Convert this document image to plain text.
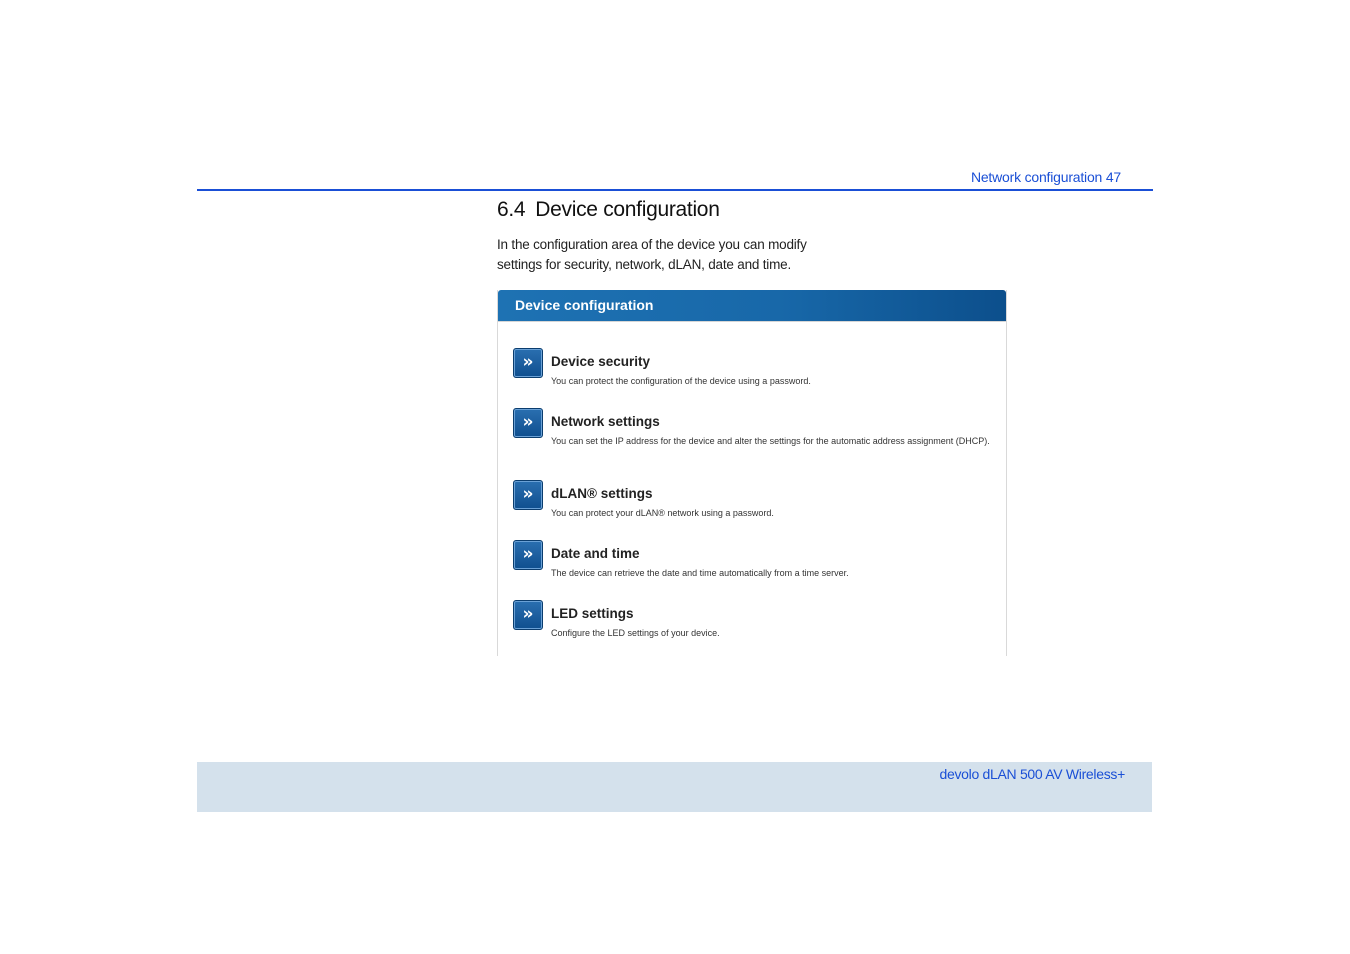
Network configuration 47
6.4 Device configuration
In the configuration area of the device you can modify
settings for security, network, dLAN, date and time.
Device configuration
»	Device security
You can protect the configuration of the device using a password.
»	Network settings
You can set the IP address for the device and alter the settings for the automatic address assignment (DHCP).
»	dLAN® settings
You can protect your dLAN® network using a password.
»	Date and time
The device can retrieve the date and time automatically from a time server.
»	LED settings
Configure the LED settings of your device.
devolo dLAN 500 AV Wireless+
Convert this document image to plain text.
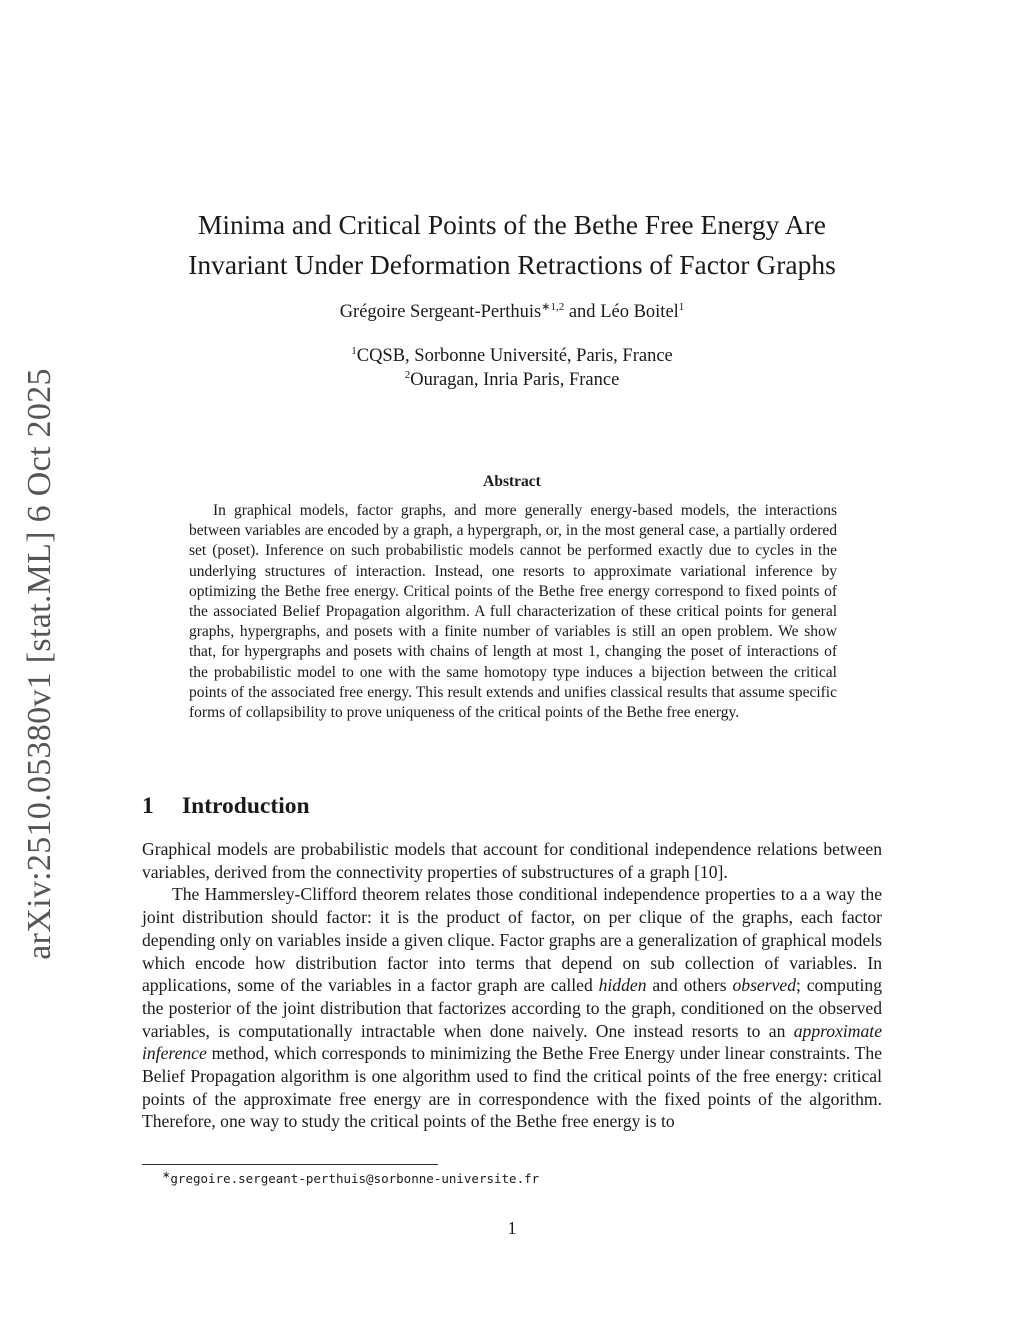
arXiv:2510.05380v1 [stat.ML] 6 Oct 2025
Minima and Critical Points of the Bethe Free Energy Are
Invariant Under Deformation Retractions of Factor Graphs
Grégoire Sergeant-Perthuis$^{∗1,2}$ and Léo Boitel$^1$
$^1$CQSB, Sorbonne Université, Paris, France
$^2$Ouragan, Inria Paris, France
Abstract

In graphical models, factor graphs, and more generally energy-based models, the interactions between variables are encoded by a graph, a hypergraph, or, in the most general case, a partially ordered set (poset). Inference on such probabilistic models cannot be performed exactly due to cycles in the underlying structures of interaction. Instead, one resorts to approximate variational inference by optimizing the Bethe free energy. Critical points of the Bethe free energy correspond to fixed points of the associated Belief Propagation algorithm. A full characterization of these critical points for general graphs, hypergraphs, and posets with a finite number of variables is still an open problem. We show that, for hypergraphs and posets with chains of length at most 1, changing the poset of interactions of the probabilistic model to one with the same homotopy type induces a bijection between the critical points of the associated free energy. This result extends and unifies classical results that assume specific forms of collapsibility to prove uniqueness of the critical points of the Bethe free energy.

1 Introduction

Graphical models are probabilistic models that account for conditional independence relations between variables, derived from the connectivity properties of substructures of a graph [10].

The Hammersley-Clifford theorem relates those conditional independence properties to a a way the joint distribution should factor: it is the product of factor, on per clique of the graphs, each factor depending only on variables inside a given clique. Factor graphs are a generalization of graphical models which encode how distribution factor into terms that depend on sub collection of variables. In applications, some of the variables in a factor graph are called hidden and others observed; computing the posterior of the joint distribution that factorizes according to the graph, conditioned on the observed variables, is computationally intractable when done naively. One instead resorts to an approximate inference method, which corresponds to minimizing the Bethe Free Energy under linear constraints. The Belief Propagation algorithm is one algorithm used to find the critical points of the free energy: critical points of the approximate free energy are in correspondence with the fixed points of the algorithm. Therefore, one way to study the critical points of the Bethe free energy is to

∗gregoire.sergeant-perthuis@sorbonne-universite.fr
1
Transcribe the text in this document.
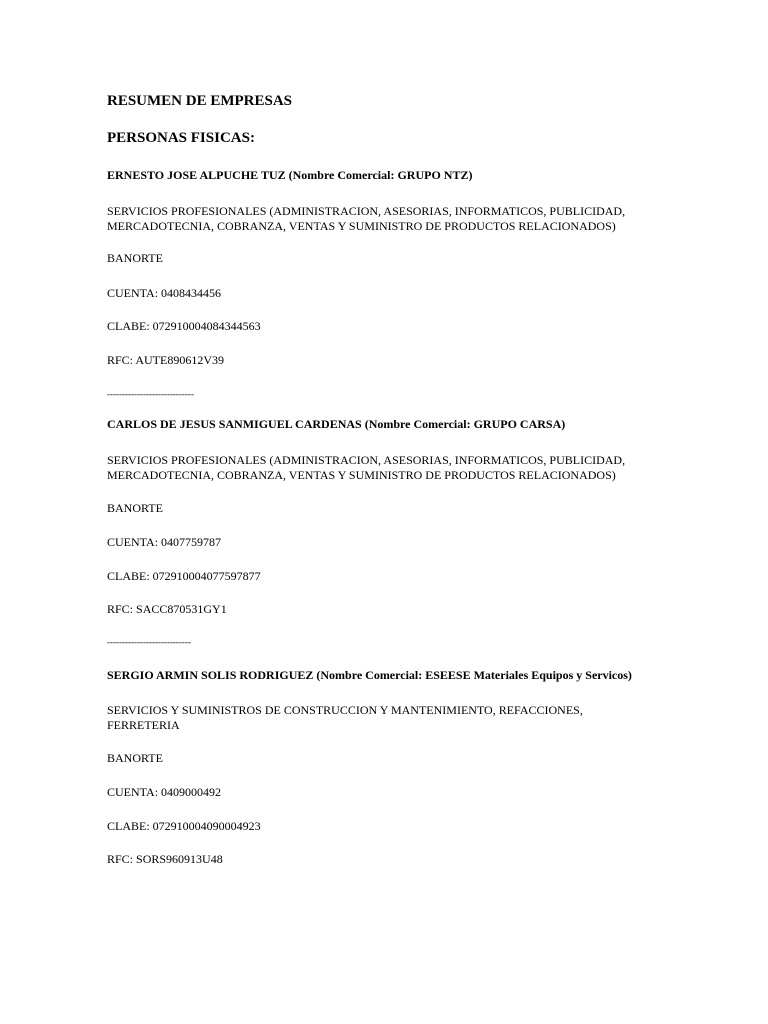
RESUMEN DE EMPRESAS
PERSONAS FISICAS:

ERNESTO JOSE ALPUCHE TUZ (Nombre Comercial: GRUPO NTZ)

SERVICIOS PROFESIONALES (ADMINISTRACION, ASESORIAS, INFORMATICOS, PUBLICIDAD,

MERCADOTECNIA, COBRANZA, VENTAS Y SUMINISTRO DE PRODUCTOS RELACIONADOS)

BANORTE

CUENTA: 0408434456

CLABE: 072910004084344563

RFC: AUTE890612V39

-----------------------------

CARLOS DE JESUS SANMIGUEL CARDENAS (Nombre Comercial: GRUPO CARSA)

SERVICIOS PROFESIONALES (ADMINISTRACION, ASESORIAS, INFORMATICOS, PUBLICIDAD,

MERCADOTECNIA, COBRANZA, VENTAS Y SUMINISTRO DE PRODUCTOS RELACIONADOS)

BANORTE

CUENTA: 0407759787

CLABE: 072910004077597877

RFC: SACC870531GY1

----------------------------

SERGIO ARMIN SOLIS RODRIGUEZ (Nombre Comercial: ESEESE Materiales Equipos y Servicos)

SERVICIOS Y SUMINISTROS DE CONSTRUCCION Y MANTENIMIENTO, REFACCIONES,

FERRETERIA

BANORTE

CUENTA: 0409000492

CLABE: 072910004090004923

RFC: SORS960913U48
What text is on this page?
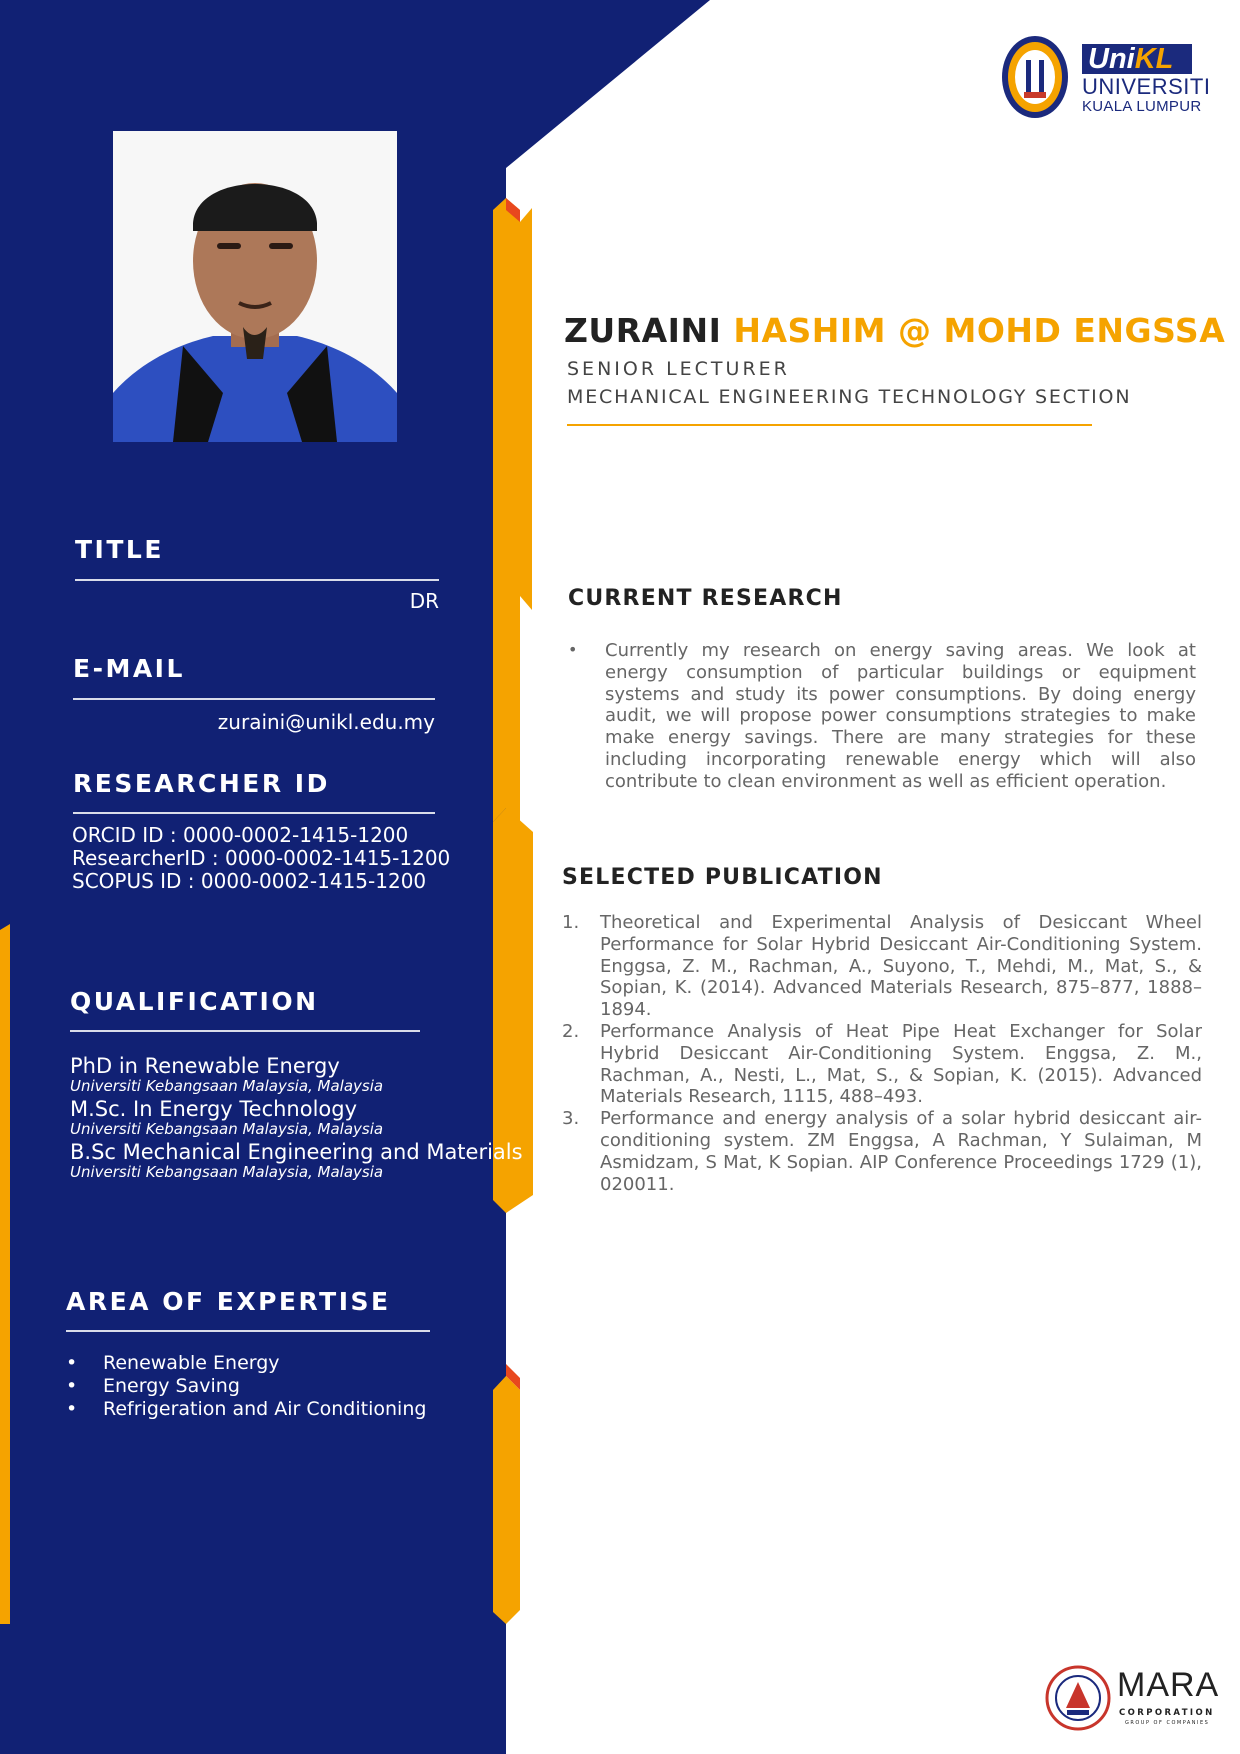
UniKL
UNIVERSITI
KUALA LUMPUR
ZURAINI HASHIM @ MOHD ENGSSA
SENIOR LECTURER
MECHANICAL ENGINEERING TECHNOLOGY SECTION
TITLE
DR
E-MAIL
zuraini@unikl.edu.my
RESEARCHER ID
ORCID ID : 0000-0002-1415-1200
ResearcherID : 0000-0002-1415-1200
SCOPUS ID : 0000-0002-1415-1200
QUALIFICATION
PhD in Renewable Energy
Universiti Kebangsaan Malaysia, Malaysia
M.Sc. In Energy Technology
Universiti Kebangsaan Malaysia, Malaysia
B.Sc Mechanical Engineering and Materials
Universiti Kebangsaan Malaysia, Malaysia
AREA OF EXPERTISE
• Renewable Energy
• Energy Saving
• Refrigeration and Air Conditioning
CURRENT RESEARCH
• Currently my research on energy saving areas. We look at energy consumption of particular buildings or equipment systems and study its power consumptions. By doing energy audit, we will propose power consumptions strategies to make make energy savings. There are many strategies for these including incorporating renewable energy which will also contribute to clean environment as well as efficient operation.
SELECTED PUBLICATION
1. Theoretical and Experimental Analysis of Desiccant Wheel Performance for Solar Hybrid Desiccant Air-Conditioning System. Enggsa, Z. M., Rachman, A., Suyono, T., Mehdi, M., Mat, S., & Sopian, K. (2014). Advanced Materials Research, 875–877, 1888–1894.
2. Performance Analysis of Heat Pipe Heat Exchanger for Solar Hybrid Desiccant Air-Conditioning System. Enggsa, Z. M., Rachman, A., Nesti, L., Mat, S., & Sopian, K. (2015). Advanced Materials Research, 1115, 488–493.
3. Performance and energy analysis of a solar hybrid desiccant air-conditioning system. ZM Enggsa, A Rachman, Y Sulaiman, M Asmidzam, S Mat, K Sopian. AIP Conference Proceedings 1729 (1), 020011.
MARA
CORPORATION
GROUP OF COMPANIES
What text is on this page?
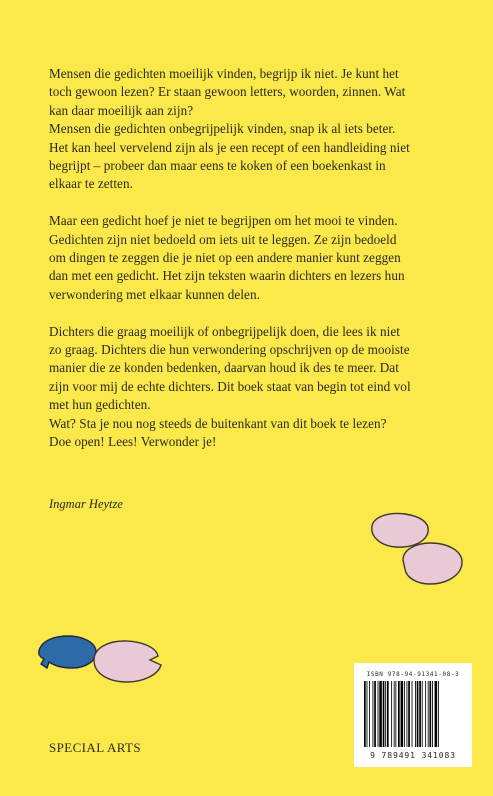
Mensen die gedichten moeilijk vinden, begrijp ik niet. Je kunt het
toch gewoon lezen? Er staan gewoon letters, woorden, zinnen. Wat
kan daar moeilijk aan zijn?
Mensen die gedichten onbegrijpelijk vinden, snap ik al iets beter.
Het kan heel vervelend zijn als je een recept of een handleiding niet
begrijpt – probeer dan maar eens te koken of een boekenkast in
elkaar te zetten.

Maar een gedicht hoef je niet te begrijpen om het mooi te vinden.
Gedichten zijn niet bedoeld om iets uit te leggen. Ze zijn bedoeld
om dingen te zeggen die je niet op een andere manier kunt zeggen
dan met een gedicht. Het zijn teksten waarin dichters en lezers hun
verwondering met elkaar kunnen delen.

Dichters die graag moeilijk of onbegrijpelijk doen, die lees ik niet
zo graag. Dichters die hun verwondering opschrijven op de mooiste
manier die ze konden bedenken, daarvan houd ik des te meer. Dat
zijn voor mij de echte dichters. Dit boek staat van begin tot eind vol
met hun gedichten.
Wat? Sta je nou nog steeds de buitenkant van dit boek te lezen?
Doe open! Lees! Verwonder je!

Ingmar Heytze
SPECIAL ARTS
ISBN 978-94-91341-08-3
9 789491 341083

_ _ _ _ _

### EXERCISE DIRECTIONS
Filter the entries and copy out every line with the word "elkaar".

### FULL ANSWER
elkaar te zetten.
verwondering met elkaar kunnen delen.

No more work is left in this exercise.